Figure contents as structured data
-=-=-=-=-

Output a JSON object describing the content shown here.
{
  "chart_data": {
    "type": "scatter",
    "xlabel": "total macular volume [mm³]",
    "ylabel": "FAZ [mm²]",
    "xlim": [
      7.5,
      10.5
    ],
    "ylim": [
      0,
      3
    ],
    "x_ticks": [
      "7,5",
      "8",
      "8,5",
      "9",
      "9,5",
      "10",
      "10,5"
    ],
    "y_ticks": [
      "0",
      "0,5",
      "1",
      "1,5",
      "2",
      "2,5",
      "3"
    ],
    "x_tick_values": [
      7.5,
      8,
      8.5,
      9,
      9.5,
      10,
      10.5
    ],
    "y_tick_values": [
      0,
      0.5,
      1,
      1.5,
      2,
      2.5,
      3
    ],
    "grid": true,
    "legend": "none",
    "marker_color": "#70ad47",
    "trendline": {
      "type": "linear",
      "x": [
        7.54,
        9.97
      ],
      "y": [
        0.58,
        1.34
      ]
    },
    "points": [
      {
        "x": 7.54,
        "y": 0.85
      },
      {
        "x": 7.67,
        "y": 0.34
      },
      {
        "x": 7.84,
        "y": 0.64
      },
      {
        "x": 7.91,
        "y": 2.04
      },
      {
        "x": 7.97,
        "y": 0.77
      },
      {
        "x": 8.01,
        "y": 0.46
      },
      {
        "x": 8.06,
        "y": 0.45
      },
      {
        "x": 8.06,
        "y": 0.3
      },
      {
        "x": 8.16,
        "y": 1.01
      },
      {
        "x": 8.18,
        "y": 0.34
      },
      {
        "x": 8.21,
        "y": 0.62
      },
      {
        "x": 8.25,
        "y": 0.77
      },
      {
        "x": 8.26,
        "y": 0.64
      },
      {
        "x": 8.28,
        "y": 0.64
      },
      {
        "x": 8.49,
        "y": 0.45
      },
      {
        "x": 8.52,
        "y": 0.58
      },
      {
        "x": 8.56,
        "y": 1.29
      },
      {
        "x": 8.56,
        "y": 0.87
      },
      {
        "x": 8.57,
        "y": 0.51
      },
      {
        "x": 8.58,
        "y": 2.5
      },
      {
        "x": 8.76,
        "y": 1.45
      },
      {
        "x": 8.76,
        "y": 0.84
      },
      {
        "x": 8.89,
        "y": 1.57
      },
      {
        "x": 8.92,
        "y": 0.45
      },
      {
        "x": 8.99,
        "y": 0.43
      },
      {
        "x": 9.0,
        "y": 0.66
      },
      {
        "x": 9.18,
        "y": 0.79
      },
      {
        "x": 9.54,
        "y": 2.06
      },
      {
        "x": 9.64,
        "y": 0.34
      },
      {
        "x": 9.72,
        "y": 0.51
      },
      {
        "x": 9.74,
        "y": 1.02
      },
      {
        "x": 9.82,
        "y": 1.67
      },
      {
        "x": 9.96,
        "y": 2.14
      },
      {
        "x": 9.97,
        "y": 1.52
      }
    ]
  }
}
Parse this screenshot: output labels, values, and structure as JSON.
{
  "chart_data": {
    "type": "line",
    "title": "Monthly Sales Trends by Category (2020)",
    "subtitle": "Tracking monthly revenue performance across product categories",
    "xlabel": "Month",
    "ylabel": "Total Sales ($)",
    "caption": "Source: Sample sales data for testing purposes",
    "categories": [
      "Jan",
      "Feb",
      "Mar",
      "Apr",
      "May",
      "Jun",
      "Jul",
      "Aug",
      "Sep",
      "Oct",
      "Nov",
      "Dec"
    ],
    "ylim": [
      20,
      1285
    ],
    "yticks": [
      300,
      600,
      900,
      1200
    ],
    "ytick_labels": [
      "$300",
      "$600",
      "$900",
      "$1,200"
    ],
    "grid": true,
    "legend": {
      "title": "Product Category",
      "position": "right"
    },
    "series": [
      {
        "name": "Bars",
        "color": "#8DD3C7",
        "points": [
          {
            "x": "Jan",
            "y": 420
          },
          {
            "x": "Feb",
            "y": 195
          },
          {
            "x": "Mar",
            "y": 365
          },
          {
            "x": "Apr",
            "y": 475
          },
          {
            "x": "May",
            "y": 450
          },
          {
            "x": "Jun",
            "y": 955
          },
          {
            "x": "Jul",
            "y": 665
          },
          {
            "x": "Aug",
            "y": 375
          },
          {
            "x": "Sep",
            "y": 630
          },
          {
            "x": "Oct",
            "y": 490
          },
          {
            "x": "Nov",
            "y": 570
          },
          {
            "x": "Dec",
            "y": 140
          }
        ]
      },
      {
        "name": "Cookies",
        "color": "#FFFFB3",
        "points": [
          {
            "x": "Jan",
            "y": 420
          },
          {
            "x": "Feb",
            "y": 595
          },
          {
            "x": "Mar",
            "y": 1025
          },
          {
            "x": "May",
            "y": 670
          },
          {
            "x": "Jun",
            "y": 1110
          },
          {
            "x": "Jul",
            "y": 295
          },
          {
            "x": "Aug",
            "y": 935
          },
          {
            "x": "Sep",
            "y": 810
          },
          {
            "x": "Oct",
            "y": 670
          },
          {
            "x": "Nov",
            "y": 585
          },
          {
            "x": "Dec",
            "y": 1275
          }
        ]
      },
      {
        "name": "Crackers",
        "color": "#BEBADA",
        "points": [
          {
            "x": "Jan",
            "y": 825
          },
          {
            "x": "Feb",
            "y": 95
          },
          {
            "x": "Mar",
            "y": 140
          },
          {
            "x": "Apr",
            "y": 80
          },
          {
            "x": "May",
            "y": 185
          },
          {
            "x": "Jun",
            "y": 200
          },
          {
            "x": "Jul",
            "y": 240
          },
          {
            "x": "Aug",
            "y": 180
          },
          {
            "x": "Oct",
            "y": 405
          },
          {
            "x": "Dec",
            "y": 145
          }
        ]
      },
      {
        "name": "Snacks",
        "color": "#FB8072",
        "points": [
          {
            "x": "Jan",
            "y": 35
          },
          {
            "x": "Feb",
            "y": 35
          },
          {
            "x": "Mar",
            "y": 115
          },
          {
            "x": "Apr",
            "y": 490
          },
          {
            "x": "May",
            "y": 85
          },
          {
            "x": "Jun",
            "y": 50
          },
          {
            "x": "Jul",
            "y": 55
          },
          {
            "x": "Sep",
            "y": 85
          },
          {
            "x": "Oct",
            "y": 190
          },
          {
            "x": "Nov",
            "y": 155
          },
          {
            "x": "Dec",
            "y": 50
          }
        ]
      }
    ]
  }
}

-=-=-=-=-

• **WHAT THE TASK REQUIRES**:
Return the entries in full, keeping every line exactly as it is.

• **EXPECTED ANSWER**:
Output a JSON object describing the content shown here.
{
  "chart_data": {
    "type": "scatter",
    "xlabel": "total macular volume [mm³]",
    "ylabel": "FAZ [mm²]",
    "xlim": [
      7.5,
      10.5
    ],
    "ylim": [
      0,
      3
    ],
    "x_ticks": [
      "7,5",
      "8",
      "8,5",
      "9",
      "9,5",
      "10",
      "10,5"
    ],
    "y_ticks": [
      "0",
      "0,5",
      "1",
      "1,5",
      "2",
      "2,5",
      "3"
    ],
    "x_tick_values": [
      7.5,
      8,
      8.5,
      9,
      9.5,
      10,
      10.5
    ],
    "y_tick_values": [
      0,
      0.5,
      1,
      1.5,
      2,
      2.5,
      3
    ],
    "grid": true,
    "legend": "none",
    "marker_color": "#70ad47",
    "trendline": {
      "type": "linear",
      "x": [
        7.54,
        9.97
      ],
      "y": [
        0.58,
        1.34
      ]
    },
    "points": [
      {
        "x": 7.54,
        "y": 0.85
      },
      {
        "x": 7.67,
        "y": 0.34
      },
      {
        "x": 7.84,
        "y": 0.64
      },
      {
        "x": 7.91,
        "y": 2.04
      },
      {
        "x": 7.97,
        "y": 0.77
      },
      {
        "x": 8.01,
        "y": 0.46
      },
      {
        "x": 8.06,
        "y": 0.45
      },
      {
        "x": 8.06,
        "y": 0.3
      },
      {
        "x": 8.16,
        "y": 1.01
      },
      {
        "x": 8.18,
        "y": 0.34
      },
      {
        "x": 8.21,
        "y": 0.62
      },
      {
        "x": 8.25,
        "y": 0.77
      },
      {
        "x": 8.26,
        "y": 0.64
      },
      {
        "x": 8.28,
        "y": 0.64
      },
      {
        "x": 8.49,
        "y": 0.45
      },
      {
        "x": 8.52,
        "y": 0.58
      },
      {
        "x": 8.56,
        "y": 1.29
      },
      {
        "x": 8.56,
        "y": 0.87
      },
      {
        "x": 8.57,
        "y": 0.51
      },
      {
        "x": 8.58,
        "y": 2.5
      },
      {
        "x": 8.76,
        "y": 1.45
      },
      {
        "x": 8.76,
        "y": 0.84
      },
      {
        "x": 8.89,
        "y": 1.57
      },
      {
        "x": 8.92,
        "y": 0.45
      },
      {
        "x": 8.99,
        "y": 0.43
      },
      {
        "x": 9.0,
        "y": 0.66
      },
      {
        "x": 9.18,
        "y": 0.79
      },
      {
        "x": 9.54,
        "y": 2.06
      },
      {
        "x": 9.64,
        "y": 0.34
      },
      {
        "x": 9.72,
        "y": 0.51
      },
      {
        "x": 9.74,
        "y": 1.02
      },
      {
        "x": 9.82,
        "y": 1.67
      },
      {
        "x": 9.96,
        "y": 2.14
      },
      {
        "x": 9.97,
        "y": 1.52
      }
    ]
  }
}
Parse this screenshot: output labels, values, and structure as JSON.
{
  "chart_data": {
    "type": "line",
    "title": "Monthly Sales Trends by Category (2020)",
    "subtitle": "Tracking monthly revenue performance across product categories",
    "xlabel": "Month",
    "ylabel": "Total Sales ($)",
    "caption": "Source: Sample sales data for testing purposes",
    "categories": [
      "Jan",
      "Feb",
      "Mar",
      "Apr",
      "May",
      "Jun",
      "Jul",
      "Aug",
      "Sep",
      "Oct",
      "Nov",
      "Dec"
    ],
    "ylim": [
      20,
      1285
    ],
    "yticks": [
      300,
      600,
      900,
      1200
    ],
    "ytick_labels": [
      "$300",
      "$600",
      "$900",
      "$1,200"
    ],
    "grid": true,
    "legend": {
      "title": "Product Category",
      "position": "right"
    },
    "series": [
      {
        "name": "Bars",
        "color": "#8DD3C7",
        "points": [
          {
            "x": "Jan",
            "y": 420
          },
          {
            "x": "Feb",
            "y": 195
          },
          {
            "x": "Mar",
            "y": 365
          },
          {
            "x": "Apr",
            "y": 475
          },
          {
            "x": "May",
            "y": 450
          },
          {
            "x": "Jun",
            "y": 955
          },
          {
            "x": "Jul",
            "y": 665
          },
          {
            "x": "Aug",
            "y": 375
          },
          {
            "x": "Sep",
            "y": 630
          },
          {
            "x": "Oct",
            "y": 490
          },
          {
            "x": "Nov",
            "y": 570
          },
          {
            "x": "Dec",
            "y": 140
          }
        ]
      },
      {
        "name": "Cookies",
        "color": "#FFFFB3",
        "points": [
          {
            "x": "Jan",
            "y": 420
          },
          {
            "x": "Feb",
            "y": 595
          },
          {
            "x": "Mar",
            "y": 1025
          },
          {
            "x": "May",
            "y": 670
          },
          {
            "x": "Jun",
            "y": 1110
          },
          {
            "x": "Jul",
            "y": 295
          },
          {
            "x": "Aug",
            "y": 935
          },
          {
            "x": "Sep",
            "y": 810
          },
          {
            "x": "Oct",
            "y": 670
          },
          {
            "x": "Nov",
            "y": 585
          },
          {
            "x": "Dec",
            "y": 1275
          }
        ]
      },
      {
        "name": "Crackers",
        "color": "#BEBADA",
        "points": [
          {
            "x": "Jan",
            "y": 825
          },
          {
            "x": "Feb",
            "y": 95
          },
          {
            "x": "Mar",
            "y": 140
          },
          {
            "x": "Apr",
            "y": 80
          },
          {
            "x": "May",
            "y": 185
          },
          {
            "x": "Jun",
            "y": 200
          },
          {
            "x": "Jul",
            "y": 240
          },
          {
            "x": "Aug",
            "y": 180
          },
          {
            "x": "Oct",
            "y": 405
          },
          {
            "x": "Dec",
            "y": 145
          }
        ]
      },
      {
        "name": "Snacks",
        "color": "#FB8072",
        "points": [
          {
            "x": "Jan",
            "y": 35
          },
          {
            "x": "Feb",
            "y": 35
          },
          {
            "x": "Mar",
            "y": 115
          },
          {
            "x": "Apr",
            "y": 490
          },
          {
            "x": "May",
            "y": 85
          },
          {
            "x": "Jun",
            "y": 50
          },
          {
            "x": "Jul",
            "y": 55
          },
          {
            "x": "Sep",
            "y": 85
          },
          {
            "x": "Oct",
            "y": 190
          },
          {
            "x": "Nov",
            "y": 155
          },
          {
            "x": "Dec",
            "y": 50
          }
        ]
      }
    ]
  }
}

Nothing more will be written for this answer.